Stored items
>>>>>

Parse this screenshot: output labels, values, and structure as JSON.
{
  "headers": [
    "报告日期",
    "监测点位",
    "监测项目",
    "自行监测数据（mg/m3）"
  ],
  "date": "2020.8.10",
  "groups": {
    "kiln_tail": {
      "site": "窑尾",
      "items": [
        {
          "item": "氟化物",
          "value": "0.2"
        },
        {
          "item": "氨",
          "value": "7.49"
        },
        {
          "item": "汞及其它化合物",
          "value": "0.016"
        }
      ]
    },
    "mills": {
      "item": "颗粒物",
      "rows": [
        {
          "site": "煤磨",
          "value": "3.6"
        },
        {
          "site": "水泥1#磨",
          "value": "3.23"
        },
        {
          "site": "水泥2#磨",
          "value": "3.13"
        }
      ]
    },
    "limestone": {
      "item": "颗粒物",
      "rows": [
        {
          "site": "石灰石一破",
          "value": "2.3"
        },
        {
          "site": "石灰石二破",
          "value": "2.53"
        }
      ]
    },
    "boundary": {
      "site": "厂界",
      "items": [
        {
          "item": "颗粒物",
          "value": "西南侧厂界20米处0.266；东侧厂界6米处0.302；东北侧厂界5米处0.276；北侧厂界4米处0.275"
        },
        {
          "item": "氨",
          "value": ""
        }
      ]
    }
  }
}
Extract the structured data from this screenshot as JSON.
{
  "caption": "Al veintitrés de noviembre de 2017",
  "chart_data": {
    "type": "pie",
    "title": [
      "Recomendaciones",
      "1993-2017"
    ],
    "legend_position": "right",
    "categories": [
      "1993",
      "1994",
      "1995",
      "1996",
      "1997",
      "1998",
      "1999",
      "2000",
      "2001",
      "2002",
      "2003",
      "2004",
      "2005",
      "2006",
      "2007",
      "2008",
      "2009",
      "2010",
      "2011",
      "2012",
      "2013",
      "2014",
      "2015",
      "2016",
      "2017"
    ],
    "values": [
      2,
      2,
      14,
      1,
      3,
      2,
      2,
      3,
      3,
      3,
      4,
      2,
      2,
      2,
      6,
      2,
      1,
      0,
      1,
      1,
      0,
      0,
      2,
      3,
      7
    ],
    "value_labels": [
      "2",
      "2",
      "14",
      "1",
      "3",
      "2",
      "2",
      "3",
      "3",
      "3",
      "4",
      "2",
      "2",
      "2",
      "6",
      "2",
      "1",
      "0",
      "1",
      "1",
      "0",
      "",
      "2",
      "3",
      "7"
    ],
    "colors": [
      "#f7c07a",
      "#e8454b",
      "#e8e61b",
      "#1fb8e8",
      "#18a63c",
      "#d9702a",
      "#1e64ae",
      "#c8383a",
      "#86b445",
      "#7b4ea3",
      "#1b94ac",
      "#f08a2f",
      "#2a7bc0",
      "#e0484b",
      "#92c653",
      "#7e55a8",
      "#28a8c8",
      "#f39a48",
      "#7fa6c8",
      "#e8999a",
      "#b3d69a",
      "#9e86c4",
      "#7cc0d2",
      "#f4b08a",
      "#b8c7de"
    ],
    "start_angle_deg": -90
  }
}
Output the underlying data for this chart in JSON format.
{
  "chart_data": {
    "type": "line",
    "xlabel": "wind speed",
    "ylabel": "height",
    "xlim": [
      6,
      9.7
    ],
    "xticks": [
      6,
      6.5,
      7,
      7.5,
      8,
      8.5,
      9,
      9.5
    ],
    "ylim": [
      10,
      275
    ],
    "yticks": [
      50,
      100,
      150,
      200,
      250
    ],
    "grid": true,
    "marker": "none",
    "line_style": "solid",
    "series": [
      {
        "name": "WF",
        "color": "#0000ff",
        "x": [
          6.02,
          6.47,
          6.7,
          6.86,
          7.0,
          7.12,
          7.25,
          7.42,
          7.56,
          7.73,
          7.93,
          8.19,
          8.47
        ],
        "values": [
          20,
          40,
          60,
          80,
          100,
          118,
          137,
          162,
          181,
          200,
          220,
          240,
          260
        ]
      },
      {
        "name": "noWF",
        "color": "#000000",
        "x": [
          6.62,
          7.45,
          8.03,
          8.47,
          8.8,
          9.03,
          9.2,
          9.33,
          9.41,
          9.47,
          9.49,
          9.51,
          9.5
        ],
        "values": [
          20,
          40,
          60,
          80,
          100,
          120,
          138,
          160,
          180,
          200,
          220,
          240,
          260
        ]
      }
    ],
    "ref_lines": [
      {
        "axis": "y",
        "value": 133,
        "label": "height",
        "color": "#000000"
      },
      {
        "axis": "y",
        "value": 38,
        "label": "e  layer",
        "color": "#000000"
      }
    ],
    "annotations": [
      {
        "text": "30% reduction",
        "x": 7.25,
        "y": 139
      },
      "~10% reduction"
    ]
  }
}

<<<<<

▶ Given problem: Extract the closing run of lines, starting with the one containing "Output the underlying" and ending at the last, exactly as written.

▶ Result of the exercise:
Output the underlying data for this chart in JSON format.
{
  "chart_data": {
    "type": "line",
    "xlabel": "wind speed",
    "ylabel": "height",
    "xlim": [
      6,
      9.7
    ],
    "xticks": [
      6,
      6.5,
      7,
      7.5,
      8,
      8.5,
      9,
      9.5
    ],
    "ylim": [
      10,
      275
    ],
    "yticks": [
      50,
      100,
      150,
      200,
      250
    ],
    "grid": true,
    "marker": "none",
    "line_style": "solid",
    "series": [
      {
        "name": "WF",
        "color": "#0000ff",
        "x": [
          6.02,
          6.47,
          6.7,
          6.86,
          7.0,
          7.12,
          7.25,
          7.42,
          7.56,
          7.73,
          7.93,
          8.19,
          8.47
        ],
        "values": [
          20,
          40,
          60,
          80,
          100,
          118,
          137,
          162,
          181,
          200,
          220,
          240,
          260
        ]
      },
      {
        "name": "noWF",
        "color": "#000000",
        "x": [
          6.62,
          7.45,
          8.03,
          8.47,
          8.8,
          9.03,
          9.2,
          9.33,
          9.41,
          9.47,
          9.49,
          9.51,
          9.5
        ],
        "values": [
          20,
          40,
          60,
          80,
          100,
          120,
          138,
          160,
          180,
          200,
          220,
          240,
          260
        ]
      }
    ],
    "ref_lines": [
      {
        "axis": "y",
        "value": 133,
        "label": "height",
        "color": "#000000"
      },
      {
        "axis": "y",
        "value": 38,
        "label": "e  layer",
        "color": "#000000"
      }
    ],
    "annotations": [
      {
        "text": "30% reduction",
        "x": 7.25,
        "y": 139
      },
      "~10% reduction"
    ]
  }
}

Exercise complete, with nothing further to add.